*Set task*:
Write the data out again in full, with no departure from the original.
::::::::
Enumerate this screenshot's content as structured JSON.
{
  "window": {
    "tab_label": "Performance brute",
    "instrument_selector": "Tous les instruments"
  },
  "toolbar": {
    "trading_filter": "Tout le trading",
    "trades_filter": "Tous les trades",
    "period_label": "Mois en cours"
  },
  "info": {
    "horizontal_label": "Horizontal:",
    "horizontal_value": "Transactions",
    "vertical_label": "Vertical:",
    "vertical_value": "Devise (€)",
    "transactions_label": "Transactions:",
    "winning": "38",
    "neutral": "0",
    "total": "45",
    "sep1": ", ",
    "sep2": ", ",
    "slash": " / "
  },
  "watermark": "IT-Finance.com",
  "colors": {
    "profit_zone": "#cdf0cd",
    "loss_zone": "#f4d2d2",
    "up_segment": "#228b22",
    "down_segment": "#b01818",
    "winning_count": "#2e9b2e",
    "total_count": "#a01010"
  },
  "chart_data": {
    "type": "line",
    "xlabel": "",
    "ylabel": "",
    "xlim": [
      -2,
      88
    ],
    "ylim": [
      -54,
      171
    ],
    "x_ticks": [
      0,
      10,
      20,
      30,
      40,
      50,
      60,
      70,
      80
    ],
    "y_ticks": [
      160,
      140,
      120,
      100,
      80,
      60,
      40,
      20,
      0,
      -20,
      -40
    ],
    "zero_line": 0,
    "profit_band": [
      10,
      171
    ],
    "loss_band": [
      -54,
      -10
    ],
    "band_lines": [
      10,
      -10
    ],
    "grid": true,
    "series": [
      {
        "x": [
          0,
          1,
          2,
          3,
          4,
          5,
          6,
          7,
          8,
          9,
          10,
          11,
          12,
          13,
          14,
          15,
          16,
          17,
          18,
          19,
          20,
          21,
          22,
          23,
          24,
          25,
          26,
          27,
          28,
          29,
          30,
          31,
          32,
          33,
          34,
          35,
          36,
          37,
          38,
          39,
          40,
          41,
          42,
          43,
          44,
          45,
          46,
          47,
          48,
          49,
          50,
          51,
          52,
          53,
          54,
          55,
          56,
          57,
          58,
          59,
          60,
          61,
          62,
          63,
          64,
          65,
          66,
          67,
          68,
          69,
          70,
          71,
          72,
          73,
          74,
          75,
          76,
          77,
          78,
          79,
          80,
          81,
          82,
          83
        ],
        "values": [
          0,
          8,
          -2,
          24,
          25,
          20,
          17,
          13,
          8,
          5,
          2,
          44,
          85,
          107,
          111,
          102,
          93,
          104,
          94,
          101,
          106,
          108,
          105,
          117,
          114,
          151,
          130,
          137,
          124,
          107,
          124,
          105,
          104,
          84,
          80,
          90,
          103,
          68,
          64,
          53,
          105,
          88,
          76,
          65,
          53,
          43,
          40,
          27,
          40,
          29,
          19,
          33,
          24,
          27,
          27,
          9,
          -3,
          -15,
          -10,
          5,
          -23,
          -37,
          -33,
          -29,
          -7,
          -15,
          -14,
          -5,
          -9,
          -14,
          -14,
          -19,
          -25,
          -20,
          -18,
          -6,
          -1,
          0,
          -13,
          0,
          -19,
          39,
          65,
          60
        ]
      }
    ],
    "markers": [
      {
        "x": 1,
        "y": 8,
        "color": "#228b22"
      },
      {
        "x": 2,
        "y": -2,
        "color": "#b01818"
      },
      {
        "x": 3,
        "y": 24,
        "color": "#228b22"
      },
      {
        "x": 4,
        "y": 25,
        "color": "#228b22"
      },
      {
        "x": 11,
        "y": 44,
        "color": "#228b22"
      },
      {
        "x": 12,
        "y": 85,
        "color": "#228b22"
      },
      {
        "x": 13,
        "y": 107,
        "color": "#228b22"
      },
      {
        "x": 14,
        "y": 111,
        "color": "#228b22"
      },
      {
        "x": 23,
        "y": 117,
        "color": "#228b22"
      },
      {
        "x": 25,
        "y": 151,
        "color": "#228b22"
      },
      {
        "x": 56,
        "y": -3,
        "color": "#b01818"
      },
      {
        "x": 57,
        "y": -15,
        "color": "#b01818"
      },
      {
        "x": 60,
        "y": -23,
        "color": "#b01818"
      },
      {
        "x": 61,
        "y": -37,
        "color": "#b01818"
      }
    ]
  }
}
::::::::
*Solution for this exercise*:
Enumerate this screenshot's content as structured JSON.
{
  "window": {
    "tab_label": "Performance brute",
    "instrument_selector": "Tous les instruments"
  },
  "toolbar": {
    "trading_filter": "Tout le trading",
    "trades_filter": "Tous les trades",
    "period_label": "Mois en cours"
  },
  "info": {
    "horizontal_label": "Horizontal:",
    "horizontal_value": "Transactions",
    "vertical_label": "Vertical:",
    "vertical_value": "Devise (€)",
    "transactions_label": "Transactions:",
    "winning": "38",
    "neutral": "0",
    "total": "45",
    "sep1": ", ",
    "sep2": ", ",
    "slash": " / "
  },
  "watermark": "IT-Finance.com",
  "colors": {
    "profit_zone": "#cdf0cd",
    "loss_zone": "#f4d2d2",
    "up_segment": "#228b22",
    "down_segment": "#b01818",
    "winning_count": "#2e9b2e",
    "total_count": "#a01010"
  },
  "chart_data": {
    "type": "line",
    "xlabel": "",
    "ylabel": "",
    "xlim": [
      -2,
      88
    ],
    "ylim": [
      -54,
      171
    ],
    "x_ticks": [
      0,
      10,
      20,
      30,
      40,
      50,
      60,
      70,
      80
    ],
    "y_ticks": [
      160,
      140,
      120,
      100,
      80,
      60,
      40,
      20,
      0,
      -20,
      -40
    ],
    "zero_line": 0,
    "profit_band": [
      10,
      171
    ],
    "loss_band": [
      -54,
      -10
    ],
    "band_lines": [
      10,
      -10
    ],
    "grid": true,
    "series": [
      {
        "x": [
          0,
          1,
          2,
          3,
          4,
          5,
          6,
          7,
          8,
          9,
          10,
          11,
          12,
          13,
          14,
          15,
          16,
          17,
          18,
          19,
          20,
          21,
          22,
          23,
          24,
          25,
          26,
          27,
          28,
          29,
          30,
          31,
          32,
          33,
          34,
          35,
          36,
          37,
          38,
          39,
          40,
          41,
          42,
          43,
          44,
          45,
          46,
          47,
          48,
          49,
          50,
          51,
          52,
          53,
          54,
          55,
          56,
          57,
          58,
          59,
          60,
          61,
          62,
          63,
          64,
          65,
          66,
          67,
          68,
          69,
          70,
          71,
          72,
          73,
          74,
          75,
          76,
          77,
          78,
          79,
          80,
          81,
          82,
          83
        ],
        "values": [
          0,
          8,
          -2,
          24,
          25,
          20,
          17,
          13,
          8,
          5,
          2,
          44,
          85,
          107,
          111,
          102,
          93,
          104,
          94,
          101,
          106,
          108,
          105,
          117,
          114,
          151,
          130,
          137,
          124,
          107,
          124,
          105,
          104,
          84,
          80,
          90,
          103,
          68,
          64,
          53,
          105,
          88,
          76,
          65,
          53,
          43,
          40,
          27,
          40,
          29,
          19,
          33,
          24,
          27,
          27,
          9,
          -3,
          -15,
          -10,
          5,
          -23,
          -37,
          -33,
          -29,
          -7,
          -15,
          -14,
          -5,
          -9,
          -14,
          -14,
          -19,
          -25,
          -20,
          -18,
          -6,
          -1,
          0,
          -13,
          0,
          -19,
          39,
          65,
          60
        ]
      }
    ],
    "markers": [
      {
        "x": 1,
        "y": 8,
        "color": "#228b22"
      },
      {
        "x": 2,
        "y": -2,
        "color": "#b01818"
      },
      {
        "x": 3,
        "y": 24,
        "color": "#228b22"
      },
      {
        "x": 4,
        "y": 25,
        "color": "#228b22"
      },
      {
        "x": 11,
        "y": 44,
        "color": "#228b22"
      },
      {
        "x": 12,
        "y": 85,
        "color": "#228b22"
      },
      {
        "x": 13,
        "y": 107,
        "color": "#228b22"
      },
      {
        "x": 14,
        "y": 111,
        "color": "#228b22"
      },
      {
        "x": 23,
        "y": 117,
        "color": "#228b22"
      },
      {
        "x": 25,
        "y": 151,
        "color": "#228b22"
      },
      {
        "x": 56,
        "y": -3,
        "color": "#b01818"
      },
      {
        "x": 57,
        "y": -15,
        "color": "#b01818"
      },
      {
        "x": 60,
        "y": -23,
        "color": "#b01818"
      },
      {
        "x": 61,
        "y": -37,
        "color": "#b01818"
      }
    ]
  }
}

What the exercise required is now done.